(What you need to do): Reproduce the listing below without any change.

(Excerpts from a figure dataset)
(begin)
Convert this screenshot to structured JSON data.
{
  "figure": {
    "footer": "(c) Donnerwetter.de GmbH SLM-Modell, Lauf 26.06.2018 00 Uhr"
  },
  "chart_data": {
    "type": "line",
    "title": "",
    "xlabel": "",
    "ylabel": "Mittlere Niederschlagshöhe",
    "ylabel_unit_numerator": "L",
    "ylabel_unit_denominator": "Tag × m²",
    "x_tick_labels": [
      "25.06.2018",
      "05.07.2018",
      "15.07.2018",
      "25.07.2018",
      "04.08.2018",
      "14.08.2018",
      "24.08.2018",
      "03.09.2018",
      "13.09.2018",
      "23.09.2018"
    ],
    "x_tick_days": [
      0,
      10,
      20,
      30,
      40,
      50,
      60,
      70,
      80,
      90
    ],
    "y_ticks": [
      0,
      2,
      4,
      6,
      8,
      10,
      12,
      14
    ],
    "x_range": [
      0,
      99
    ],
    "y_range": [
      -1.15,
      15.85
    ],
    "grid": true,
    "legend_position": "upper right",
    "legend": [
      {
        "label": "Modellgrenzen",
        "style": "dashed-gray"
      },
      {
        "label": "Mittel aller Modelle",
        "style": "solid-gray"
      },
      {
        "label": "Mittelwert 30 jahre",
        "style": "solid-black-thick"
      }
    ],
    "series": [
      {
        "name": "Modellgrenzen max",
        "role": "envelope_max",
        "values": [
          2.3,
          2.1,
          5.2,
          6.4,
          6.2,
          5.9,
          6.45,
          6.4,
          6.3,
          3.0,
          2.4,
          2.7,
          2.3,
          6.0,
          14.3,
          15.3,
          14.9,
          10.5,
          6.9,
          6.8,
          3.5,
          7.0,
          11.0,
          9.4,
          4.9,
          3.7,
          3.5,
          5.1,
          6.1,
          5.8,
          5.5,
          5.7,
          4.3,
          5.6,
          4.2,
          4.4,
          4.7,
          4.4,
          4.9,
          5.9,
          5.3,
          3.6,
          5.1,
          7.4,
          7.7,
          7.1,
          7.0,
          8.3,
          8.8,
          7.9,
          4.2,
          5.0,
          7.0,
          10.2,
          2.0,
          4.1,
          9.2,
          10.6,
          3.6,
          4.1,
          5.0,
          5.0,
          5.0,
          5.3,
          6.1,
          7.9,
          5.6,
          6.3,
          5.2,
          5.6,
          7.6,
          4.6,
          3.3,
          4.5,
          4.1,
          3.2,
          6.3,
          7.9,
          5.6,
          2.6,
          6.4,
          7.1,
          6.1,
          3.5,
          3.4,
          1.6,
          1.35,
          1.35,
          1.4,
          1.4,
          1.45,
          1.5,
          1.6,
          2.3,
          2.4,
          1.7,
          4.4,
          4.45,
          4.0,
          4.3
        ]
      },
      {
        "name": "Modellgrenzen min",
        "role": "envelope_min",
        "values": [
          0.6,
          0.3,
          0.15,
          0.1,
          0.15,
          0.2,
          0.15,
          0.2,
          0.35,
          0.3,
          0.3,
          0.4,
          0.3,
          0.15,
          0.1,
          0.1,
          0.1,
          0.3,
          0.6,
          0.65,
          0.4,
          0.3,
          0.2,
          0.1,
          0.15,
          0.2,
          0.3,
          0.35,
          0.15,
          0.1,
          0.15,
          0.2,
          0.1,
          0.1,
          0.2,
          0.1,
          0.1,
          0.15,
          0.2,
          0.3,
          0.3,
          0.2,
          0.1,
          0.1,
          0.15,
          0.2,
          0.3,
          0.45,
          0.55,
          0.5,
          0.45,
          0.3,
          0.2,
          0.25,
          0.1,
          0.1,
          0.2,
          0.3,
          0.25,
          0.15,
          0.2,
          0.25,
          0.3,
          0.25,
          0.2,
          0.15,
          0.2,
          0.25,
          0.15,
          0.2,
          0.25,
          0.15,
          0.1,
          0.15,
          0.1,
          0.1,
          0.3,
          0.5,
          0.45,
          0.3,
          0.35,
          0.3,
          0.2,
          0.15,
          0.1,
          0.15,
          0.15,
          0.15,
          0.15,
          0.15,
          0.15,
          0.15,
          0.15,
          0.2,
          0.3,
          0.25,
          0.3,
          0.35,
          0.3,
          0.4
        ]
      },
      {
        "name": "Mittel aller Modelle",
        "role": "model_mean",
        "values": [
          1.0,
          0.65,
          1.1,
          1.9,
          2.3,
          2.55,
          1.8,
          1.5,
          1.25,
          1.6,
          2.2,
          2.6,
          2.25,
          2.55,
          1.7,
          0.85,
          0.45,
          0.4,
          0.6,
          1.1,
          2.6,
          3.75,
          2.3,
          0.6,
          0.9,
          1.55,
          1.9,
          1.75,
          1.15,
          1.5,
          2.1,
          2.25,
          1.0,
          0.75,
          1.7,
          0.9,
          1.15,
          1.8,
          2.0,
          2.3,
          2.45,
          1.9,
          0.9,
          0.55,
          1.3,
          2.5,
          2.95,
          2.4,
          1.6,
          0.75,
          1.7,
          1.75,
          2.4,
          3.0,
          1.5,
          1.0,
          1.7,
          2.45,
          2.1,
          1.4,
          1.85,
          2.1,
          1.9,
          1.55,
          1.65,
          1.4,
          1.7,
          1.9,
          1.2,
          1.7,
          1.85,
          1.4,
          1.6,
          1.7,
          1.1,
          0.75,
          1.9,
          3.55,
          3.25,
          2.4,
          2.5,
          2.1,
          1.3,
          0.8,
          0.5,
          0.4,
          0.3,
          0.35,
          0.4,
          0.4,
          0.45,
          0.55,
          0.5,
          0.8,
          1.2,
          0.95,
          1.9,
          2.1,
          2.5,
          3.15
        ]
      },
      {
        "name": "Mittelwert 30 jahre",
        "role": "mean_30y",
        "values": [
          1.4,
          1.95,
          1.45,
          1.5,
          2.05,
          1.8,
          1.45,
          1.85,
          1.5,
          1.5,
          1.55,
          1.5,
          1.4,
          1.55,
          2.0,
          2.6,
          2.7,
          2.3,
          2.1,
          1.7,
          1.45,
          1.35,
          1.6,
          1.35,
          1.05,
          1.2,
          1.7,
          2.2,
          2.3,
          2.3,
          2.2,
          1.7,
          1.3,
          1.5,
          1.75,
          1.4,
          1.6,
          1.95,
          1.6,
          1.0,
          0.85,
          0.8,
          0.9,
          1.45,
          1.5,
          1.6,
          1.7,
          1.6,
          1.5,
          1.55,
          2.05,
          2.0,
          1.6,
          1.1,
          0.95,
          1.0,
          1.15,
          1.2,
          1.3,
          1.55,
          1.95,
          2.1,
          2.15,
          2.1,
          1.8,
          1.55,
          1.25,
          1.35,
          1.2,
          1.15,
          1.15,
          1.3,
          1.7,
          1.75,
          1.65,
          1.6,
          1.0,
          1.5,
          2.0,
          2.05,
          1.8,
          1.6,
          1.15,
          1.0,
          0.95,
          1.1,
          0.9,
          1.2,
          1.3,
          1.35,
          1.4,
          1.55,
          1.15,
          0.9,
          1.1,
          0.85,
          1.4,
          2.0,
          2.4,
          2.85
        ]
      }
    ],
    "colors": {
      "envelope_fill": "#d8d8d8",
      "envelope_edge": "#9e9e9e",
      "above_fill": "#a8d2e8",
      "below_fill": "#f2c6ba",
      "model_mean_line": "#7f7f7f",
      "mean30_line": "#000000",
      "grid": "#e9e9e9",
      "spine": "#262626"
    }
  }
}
(end)
(Task output):
Convert this screenshot to structured JSON data.
{
  "figure": {
    "footer": "(c) Donnerwetter.de GmbH SLM-Modell, Lauf 26.06.2018 00 Uhr"
  },
  "chart_data": {
    "type": "line",
    "title": "",
    "xlabel": "",
    "ylabel": "Mittlere Niederschlagshöhe",
    "ylabel_unit_numerator": "L",
    "ylabel_unit_denominator": "Tag × m²",
    "x_tick_labels": [
      "25.06.2018",
      "05.07.2018",
      "15.07.2018",
      "25.07.2018",
      "04.08.2018",
      "14.08.2018",
      "24.08.2018",
      "03.09.2018",
      "13.09.2018",
      "23.09.2018"
    ],
    "x_tick_days": [
      0,
      10,
      20,
      30,
      40,
      50,
      60,
      70,
      80,
      90
    ],
    "y_ticks": [
      0,
      2,
      4,
      6,
      8,
      10,
      12,
      14
    ],
    "x_range": [
      0,
      99
    ],
    "y_range": [
      -1.15,
      15.85
    ],
    "grid": true,
    "legend_position": "upper right",
    "legend": [
      {
        "label": "Modellgrenzen",
        "style": "dashed-gray"
      },
      {
        "label": "Mittel aller Modelle",
        "style": "solid-gray"
      },
      {
        "label": "Mittelwert 30 jahre",
        "style": "solid-black-thick"
      }
    ],
    "series": [
      {
        "name": "Modellgrenzen max",
        "role": "envelope_max",
        "values": [
          2.3,
          2.1,
          5.2,
          6.4,
          6.2,
          5.9,
          6.45,
          6.4,
          6.3,
          3.0,
          2.4,
          2.7,
          2.3,
          6.0,
          14.3,
          15.3,
          14.9,
          10.5,
          6.9,
          6.8,
          3.5,
          7.0,
          11.0,
          9.4,
          4.9,
          3.7,
          3.5,
          5.1,
          6.1,
          5.8,
          5.5,
          5.7,
          4.3,
          5.6,
          4.2,
          4.4,
          4.7,
          4.4,
          4.9,
          5.9,
          5.3,
          3.6,
          5.1,
          7.4,
          7.7,
          7.1,
          7.0,
          8.3,
          8.8,
          7.9,
          4.2,
          5.0,
          7.0,
          10.2,
          2.0,
          4.1,
          9.2,
          10.6,
          3.6,
          4.1,
          5.0,
          5.0,
          5.0,
          5.3,
          6.1,
          7.9,
          5.6,
          6.3,
          5.2,
          5.6,
          7.6,
          4.6,
          3.3,
          4.5,
          4.1,
          3.2,
          6.3,
          7.9,
          5.6,
          2.6,
          6.4,
          7.1,
          6.1,
          3.5,
          3.4,
          1.6,
          1.35,
          1.35,
          1.4,
          1.4,
          1.45,
          1.5,
          1.6,
          2.3,
          2.4,
          1.7,
          4.4,
          4.45,
          4.0,
          4.3
        ]
      },
      {
        "name": "Modellgrenzen min",
        "role": "envelope_min",
        "values": [
          0.6,
          0.3,
          0.15,
          0.1,
          0.15,
          0.2,
          0.15,
          0.2,
          0.35,
          0.3,
          0.3,
          0.4,
          0.3,
          0.15,
          0.1,
          0.1,
          0.1,
          0.3,
          0.6,
          0.65,
          0.4,
          0.3,
          0.2,
          0.1,
          0.15,
          0.2,
          0.3,
          0.35,
          0.15,
          0.1,
          0.15,
          0.2,
          0.1,
          0.1,
          0.2,
          0.1,
          0.1,
          0.15,
          0.2,
          0.3,
          0.3,
          0.2,
          0.1,
          0.1,
          0.15,
          0.2,
          0.3,
          0.45,
          0.55,
          0.5,
          0.45,
          0.3,
          0.2,
          0.25,
          0.1,
          0.1,
          0.2,
          0.3,
          0.25,
          0.15,
          0.2,
          0.25,
          0.3,
          0.25,
          0.2,
          0.15,
          0.2,
          0.25,
          0.15,
          0.2,
          0.25,
          0.15,
          0.1,
          0.15,
          0.1,
          0.1,
          0.3,
          0.5,
          0.45,
          0.3,
          0.35,
          0.3,
          0.2,
          0.15,
          0.1,
          0.15,
          0.15,
          0.15,
          0.15,
          0.15,
          0.15,
          0.15,
          0.15,
          0.2,
          0.3,
          0.25,
          0.3,
          0.35,
          0.3,
          0.4
        ]
      },
      {
        "name": "Mittel aller Modelle",
        "role": "model_mean",
        "values": [
          1.0,
          0.65,
          1.1,
          1.9,
          2.3,
          2.55,
          1.8,
          1.5,
          1.25,
          1.6,
          2.2,
          2.6,
          2.25,
          2.55,
          1.7,
          0.85,
          0.45,
          0.4,
          0.6,
          1.1,
          2.6,
          3.75,
          2.3,
          0.6,
          0.9,
          1.55,
          1.9,
          1.75,
          1.15,
          1.5,
          2.1,
          2.25,
          1.0,
          0.75,
          1.7,
          0.9,
          1.15,
          1.8,
          2.0,
          2.3,
          2.45,
          1.9,
          0.9,
          0.55,
          1.3,
          2.5,
          2.95,
          2.4,
          1.6,
          0.75,
          1.7,
          1.75,
          2.4,
          3.0,
          1.5,
          1.0,
          1.7,
          2.45,
          2.1,
          1.4,
          1.85,
          2.1,
          1.9,
          1.55,
          1.65,
          1.4,
          1.7,
          1.9,
          1.2,
          1.7,
          1.85,
          1.4,
          1.6,
          1.7,
          1.1,
          0.75,
          1.9,
          3.55,
          3.25,
          2.4,
          2.5,
          2.1,
          1.3,
          0.8,
          0.5,
          0.4,
          0.3,
          0.35,
          0.4,
          0.4,
          0.45,
          0.55,
          0.5,
          0.8,
          1.2,
          0.95,
          1.9,
          2.1,
          2.5,
          3.15
        ]
      },
      {
        "name": "Mittelwert 30 jahre",
        "role": "mean_30y",
        "values": [
          1.4,
          1.95,
          1.45,
          1.5,
          2.05,
          1.8,
          1.45,
          1.85,
          1.5,
          1.5,
          1.55,
          1.5,
          1.4,
          1.55,
          2.0,
          2.6,
          2.7,
          2.3,
          2.1,
          1.7,
          1.45,
          1.35,
          1.6,
          1.35,
          1.05,
          1.2,
          1.7,
          2.2,
          2.3,
          2.3,
          2.2,
          1.7,
          1.3,
          1.5,
          1.75,
          1.4,
          1.6,
          1.95,
          1.6,
          1.0,
          0.85,
          0.8,
          0.9,
          1.45,
          1.5,
          1.6,
          1.7,
          1.6,
          1.5,
          1.55,
          2.05,
          2.0,
          1.6,
          1.1,
          0.95,
          1.0,
          1.15,
          1.2,
          1.3,
          1.55,
          1.95,
          2.1,
          2.15,
          2.1,
          1.8,
          1.55,
          1.25,
          1.35,
          1.2,
          1.15,
          1.15,
          1.3,
          1.7,
          1.75,
          1.65,
          1.6,
          1.0,
          1.5,
          2.0,
          2.05,
          1.8,
          1.6,
          1.15,
          1.0,
          0.95,
          1.1,
          0.9,
          1.2,
          1.3,
          1.35,
          1.4,
          1.55,
          1.15,
          0.9,
          1.1,
          0.85,
          1.4,
          2.0,
          2.4,
          2.85
        ]
      }
    ],
    "colors": {
      "envelope_fill": "#d8d8d8",
      "envelope_edge": "#9e9e9e",
      "above_fill": "#a8d2e8",
      "below_fill": "#f2c6ba",
      "model_mean_line": "#7f7f7f",
      "mean30_line": "#000000",
      "grid": "#e9e9e9",
      "spine": "#262626"
    }
  }
}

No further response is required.